-- DATA PROVIDED start --

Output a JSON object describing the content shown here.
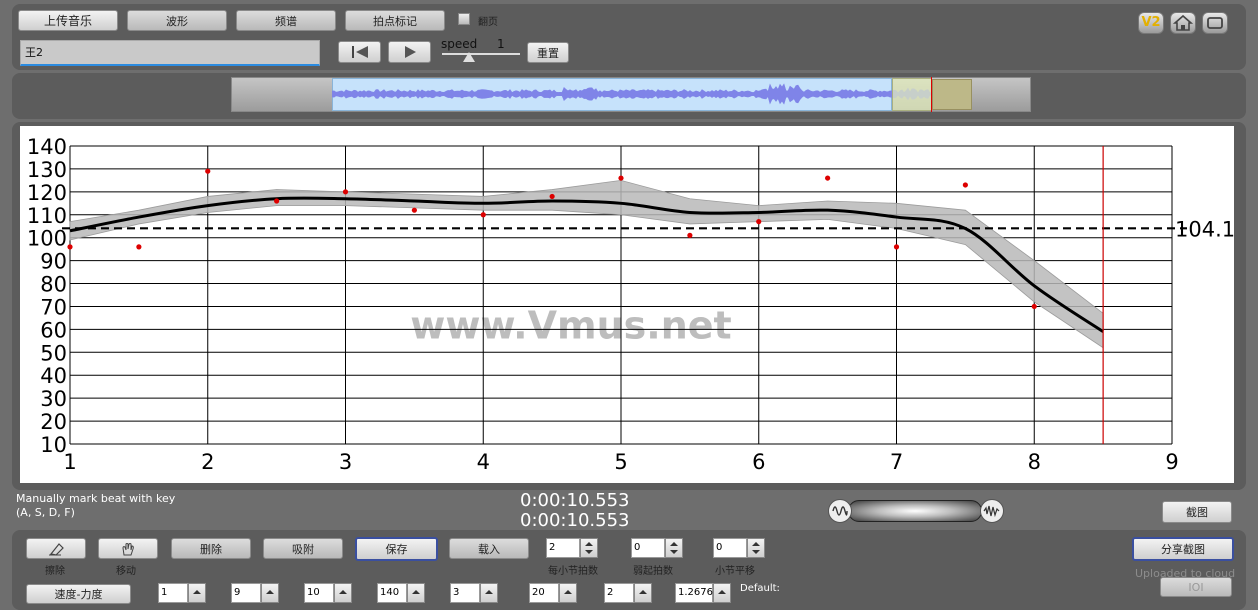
{
  "toolbar": {
    "upload_label": "上传音乐",
    "waveform_label": "波形",
    "spectrum_label": "频谱",
    "beat_mark_label": "拍点标记",
    "page_turn_label": "翻页",
    "track_name": "王2",
    "speed_label": "speed",
    "speed_value": "1",
    "reset_label": "重置",
    "v2_label": "V2"
  },
  "chart_data": {
    "type": "scatter",
    "xlim": [
      1,
      9
    ],
    "ylim": [
      10,
      140
    ],
    "x_ticks": [
      "1",
      "2",
      "3",
      "4",
      "5",
      "6",
      "7",
      "8",
      "9"
    ],
    "y_ticks": [
      "140",
      "130",
      "120",
      "110",
      "100",
      "90",
      "80",
      "70",
      "60",
      "50",
      "40",
      "30",
      "20",
      "10"
    ],
    "points": [
      {
        "x": 1.0,
        "y": 96
      },
      {
        "x": 1.5,
        "y": 96
      },
      {
        "x": 2.0,
        "y": 129
      },
      {
        "x": 2.5,
        "y": 116
      },
      {
        "x": 3.0,
        "y": 120
      },
      {
        "x": 3.5,
        "y": 112
      },
      {
        "x": 4.0,
        "y": 110
      },
      {
        "x": 4.5,
        "y": 118
      },
      {
        "x": 5.0,
        "y": 126
      },
      {
        "x": 5.5,
        "y": 101
      },
      {
        "x": 6.0,
        "y": 107
      },
      {
        "x": 6.5,
        "y": 126
      },
      {
        "x": 7.0,
        "y": 96
      },
      {
        "x": 7.5,
        "y": 123
      },
      {
        "x": 8.0,
        "y": 70
      }
    ],
    "trend": [
      {
        "x": 1.0,
        "y": 103,
        "lo": 99,
        "hi": 107
      },
      {
        "x": 1.5,
        "y": 109,
        "lo": 106,
        "hi": 112
      },
      {
        "x": 2.0,
        "y": 114,
        "lo": 111,
        "hi": 118
      },
      {
        "x": 2.5,
        "y": 117,
        "lo": 114,
        "hi": 121
      },
      {
        "x": 3.0,
        "y": 117,
        "lo": 114,
        "hi": 120
      },
      {
        "x": 3.5,
        "y": 116,
        "lo": 113,
        "hi": 119
      },
      {
        "x": 4.0,
        "y": 115,
        "lo": 112,
        "hi": 118
      },
      {
        "x": 4.5,
        "y": 116,
        "lo": 112,
        "hi": 121
      },
      {
        "x": 5.0,
        "y": 115,
        "lo": 110,
        "hi": 125
      },
      {
        "x": 5.5,
        "y": 111,
        "lo": 106,
        "hi": 117
      },
      {
        "x": 6.0,
        "y": 111,
        "lo": 107,
        "hi": 114
      },
      {
        "x": 6.5,
        "y": 112,
        "lo": 108,
        "hi": 116
      },
      {
        "x": 7.0,
        "y": 109,
        "lo": 104,
        "hi": 115
      },
      {
        "x": 7.5,
        "y": 104,
        "lo": 97,
        "hi": 112
      },
      {
        "x": 8.0,
        "y": 79,
        "lo": 72,
        "hi": 90
      },
      {
        "x": 8.5,
        "y": 59,
        "lo": 52,
        "hi": 67
      }
    ],
    "average": 104.1,
    "average_label": "104.1",
    "cursor_x": 8.5,
    "grid": true,
    "watermark": "www.Vmus.net"
  },
  "status": {
    "hint_line1": "Manually mark beat with key",
    "hint_line2": "(A, S, D, F)",
    "time1": "0:00:10.553",
    "time2": "0:00:10.553",
    "screenshot_label": "截图"
  },
  "tools": {
    "erase_label": "擦除",
    "move_label": "移动",
    "delete_label": "删除",
    "absorb_label": "吸附",
    "save_label": "保存",
    "load_label": "载入",
    "beats_per_bar_label": "每小节拍数",
    "beats_per_bar_value": "2",
    "pickup_label": "弱起拍数",
    "pickup_value": "0",
    "bar_shift_label": "小节平移",
    "bar_shift_value": "0",
    "share_label": "分享截图",
    "uploaded_label": "Uploaded to cloud",
    "ioi_label": "IOI",
    "tempo_dyn_label": "速度-力度",
    "params": [
      "1",
      "9",
      "10",
      "140",
      "3",
      "20",
      "2",
      "1.2676"
    ],
    "default_label": "Default:"
  },
  "colors": {
    "accent": "#3a4fa0",
    "cursor": "#cc0000",
    "point": "#dd0000",
    "band": "#b8b8b8",
    "waveform": "#7f84e8"
  }
}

-- DATA PROVIDED end --

SET TASK:
Return the listing above word for word, with the pictures removed.

RESPONSE TO THE EXERCISE:
Output a JSON object describing the content shown here.
{
  "toolbar": {
    "upload_label": "上传音乐",
    "waveform_label": "波形",
    "spectrum_label": "频谱",
    "beat_mark_label": "拍点标记",
    "page_turn_label": "翻页",
    "track_name": "王2",
    "speed_label": "speed",
    "speed_value": "1",
    "reset_label": "重置",
    "v2_label": "V2"
  },
  "chart_data": {
    "type": "scatter",
    "xlim": [
      1,
      9
    ],
    "ylim": [
      10,
      140
    ],
    "x_ticks": [
      "1",
      "2",
      "3",
      "4",
      "5",
      "6",
      "7",
      "8",
      "9"
    ],
    "y_ticks": [
      "140",
      "130",
      "120",
      "110",
      "100",
      "90",
      "80",
      "70",
      "60",
      "50",
      "40",
      "30",
      "20",
      "10"
    ],
    "points": [
      {
        "x": 1.0,
        "y": 96
      },
      {
        "x": 1.5,
        "y": 96
      },
      {
        "x": 2.0,
        "y": 129
      },
      {
        "x": 2.5,
        "y": 116
      },
      {
        "x": 3.0,
        "y": 120
      },
      {
        "x": 3.5,
        "y": 112
      },
      {
        "x": 4.0,
        "y": 110
      },
      {
        "x": 4.5,
        "y": 118
      },
      {
        "x": 5.0,
        "y": 126
      },
      {
        "x": 5.5,
        "y": 101
      },
      {
        "x": 6.0,
        "y": 107
      },
      {
        "x": 6.5,
        "y": 126
      },
      {
        "x": 7.0,
        "y": 96
      },
      {
        "x": 7.5,
        "y": 123
      },
      {
        "x": 8.0,
        "y": 70
      }
    ],
    "trend": [
      {
        "x": 1.0,
        "y": 103,
        "lo": 99,
        "hi": 107
      },
      {
        "x": 1.5,
        "y": 109,
        "lo": 106,
        "hi": 112
      },
      {
        "x": 2.0,
        "y": 114,
        "lo": 111,
        "hi": 118
      },
      {
        "x": 2.5,
        "y": 117,
        "lo": 114,
        "hi": 121
      },
      {
        "x": 3.0,
        "y": 117,
        "lo": 114,
        "hi": 120
      },
      {
        "x": 3.5,
        "y": 116,
        "lo": 113,
        "hi": 119
      },
      {
        "x": 4.0,
        "y": 115,
        "lo": 112,
        "hi": 118
      },
      {
        "x": 4.5,
        "y": 116,
        "lo": 112,
        "hi": 121
      },
      {
        "x": 5.0,
        "y": 115,
        "lo": 110,
        "hi": 125
      },
      {
        "x": 5.5,
        "y": 111,
        "lo": 106,
        "hi": 117
      },
      {
        "x": 6.0,
        "y": 111,
        "lo": 107,
        "hi": 114
      },
      {
        "x": 6.5,
        "y": 112,
        "lo": 108,
        "hi": 116
      },
      {
        "x": 7.0,
        "y": 109,
        "lo": 104,
        "hi": 115
      },
      {
        "x": 7.5,
        "y": 104,
        "lo": 97,
        "hi": 112
      },
      {
        "x": 8.0,
        "y": 79,
        "lo": 72,
        "hi": 90
      },
      {
        "x": 8.5,
        "y": 59,
        "lo": 52,
        "hi": 67
      }
    ],
    "average": 104.1,
    "average_label": "104.1",
    "cursor_x": 8.5,
    "grid": true,
    "watermark": "www.Vmus.net"
  },
  "status": {
    "hint_line1": "Manually mark beat with key",
    "hint_line2": "(A, S, D, F)",
    "time1": "0:00:10.553",
    "time2": "0:00:10.553",
    "screenshot_label": "截图"
  },
  "tools": {
    "erase_label": "擦除",
    "move_label": "移动",
    "delete_label": "删除",
    "absorb_label": "吸附",
    "save_label": "保存",
    "load_label": "载入",
    "beats_per_bar_label": "每小节拍数",
    "beats_per_bar_value": "2",
    "pickup_label": "弱起拍数",
    "pickup_value": "0",
    "bar_shift_label": "小节平移",
    "bar_shift_value": "0",
    "share_label": "分享截图",
    "uploaded_label": "Uploaded to cloud",
    "ioi_label": "IOI",
    "tempo_dyn_label": "速度-力度",
    "params": [
      "1",
      "9",
      "10",
      "140",
      "3",
      "20",
      "2",
      "1.2676"
    ],
    "default_label": "Default:"
  },
  "colors": {
    "accent": "#3a4fa0",
    "cursor": "#cc0000",
    "point": "#dd0000",
    "band": "#b8b8b8",
    "waveform": "#7f84e8"
  }
}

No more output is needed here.